## INSTRUCTION
Copy out each line of the listing that has the word "正确的是" in it.

═════ DATA EXCERPTS ═════

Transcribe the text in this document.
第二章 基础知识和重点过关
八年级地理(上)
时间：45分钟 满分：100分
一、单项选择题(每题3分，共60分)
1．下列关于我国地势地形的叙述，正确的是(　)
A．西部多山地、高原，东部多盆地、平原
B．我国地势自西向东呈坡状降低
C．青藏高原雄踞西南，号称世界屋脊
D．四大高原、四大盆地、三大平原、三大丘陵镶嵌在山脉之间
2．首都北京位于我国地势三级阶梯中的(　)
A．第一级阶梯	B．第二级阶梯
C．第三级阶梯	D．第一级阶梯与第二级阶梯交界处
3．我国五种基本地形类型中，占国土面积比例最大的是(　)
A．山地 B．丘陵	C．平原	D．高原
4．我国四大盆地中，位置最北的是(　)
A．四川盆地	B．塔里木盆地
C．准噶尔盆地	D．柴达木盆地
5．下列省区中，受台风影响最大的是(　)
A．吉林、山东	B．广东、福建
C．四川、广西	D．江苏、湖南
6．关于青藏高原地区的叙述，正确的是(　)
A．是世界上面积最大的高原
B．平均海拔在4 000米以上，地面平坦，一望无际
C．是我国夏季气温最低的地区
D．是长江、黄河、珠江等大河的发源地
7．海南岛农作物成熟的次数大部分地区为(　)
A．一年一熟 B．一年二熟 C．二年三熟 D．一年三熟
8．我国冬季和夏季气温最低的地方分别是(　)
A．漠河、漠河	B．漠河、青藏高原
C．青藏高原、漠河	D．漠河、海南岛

═════
═════ DATA EXCERPTS ═════

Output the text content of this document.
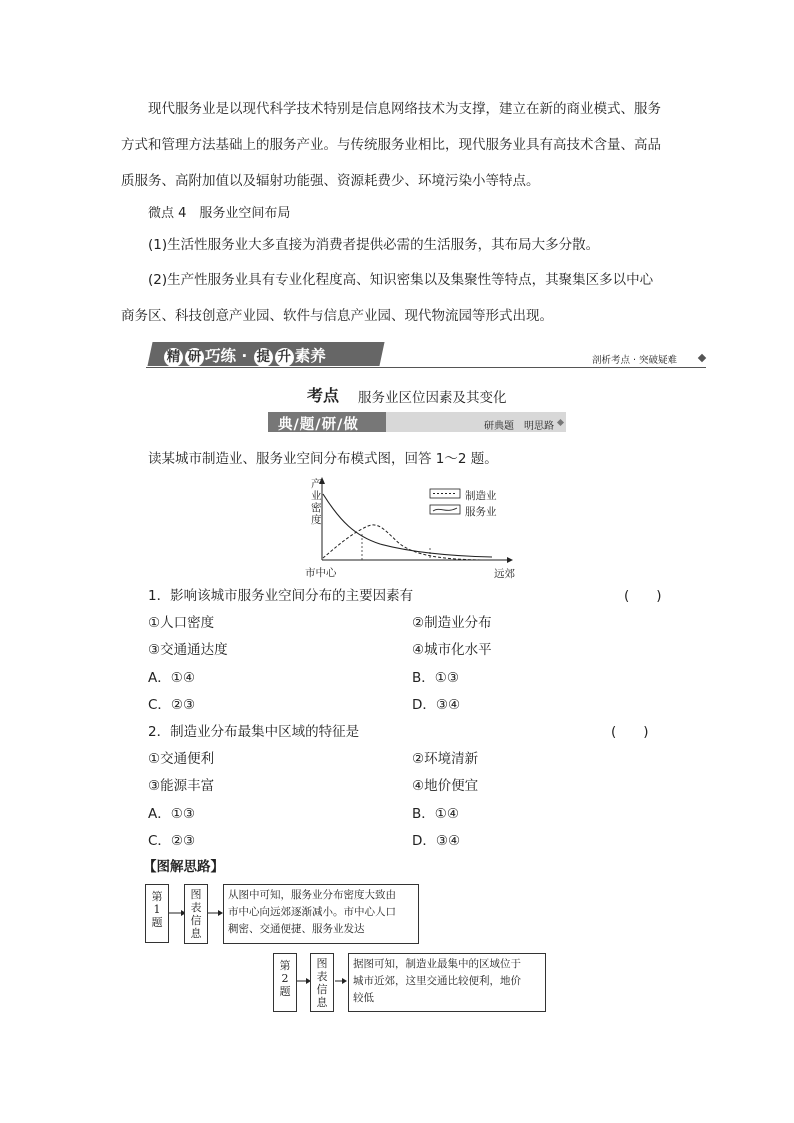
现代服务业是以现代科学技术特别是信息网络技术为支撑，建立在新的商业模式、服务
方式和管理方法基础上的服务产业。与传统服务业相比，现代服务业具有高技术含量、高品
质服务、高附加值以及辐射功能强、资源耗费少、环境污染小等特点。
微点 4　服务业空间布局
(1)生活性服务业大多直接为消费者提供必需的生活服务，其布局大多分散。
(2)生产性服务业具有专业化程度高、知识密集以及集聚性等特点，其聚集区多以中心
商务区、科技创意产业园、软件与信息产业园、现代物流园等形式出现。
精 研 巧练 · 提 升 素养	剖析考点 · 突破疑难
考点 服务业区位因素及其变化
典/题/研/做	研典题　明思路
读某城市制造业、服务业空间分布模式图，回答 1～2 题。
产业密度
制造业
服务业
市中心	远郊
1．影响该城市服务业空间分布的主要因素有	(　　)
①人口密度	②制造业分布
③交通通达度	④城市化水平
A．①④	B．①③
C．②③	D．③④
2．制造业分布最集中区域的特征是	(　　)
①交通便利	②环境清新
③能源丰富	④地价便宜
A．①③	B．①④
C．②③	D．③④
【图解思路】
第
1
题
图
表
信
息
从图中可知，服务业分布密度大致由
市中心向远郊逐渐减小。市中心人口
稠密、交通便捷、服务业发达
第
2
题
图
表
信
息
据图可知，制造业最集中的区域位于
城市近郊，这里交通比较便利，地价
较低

═════

## IN RESPONSE
1．下列关于我国地势地形的叙述，正确的是(　)
6．关于青藏高原地区的叙述，正确的是(　)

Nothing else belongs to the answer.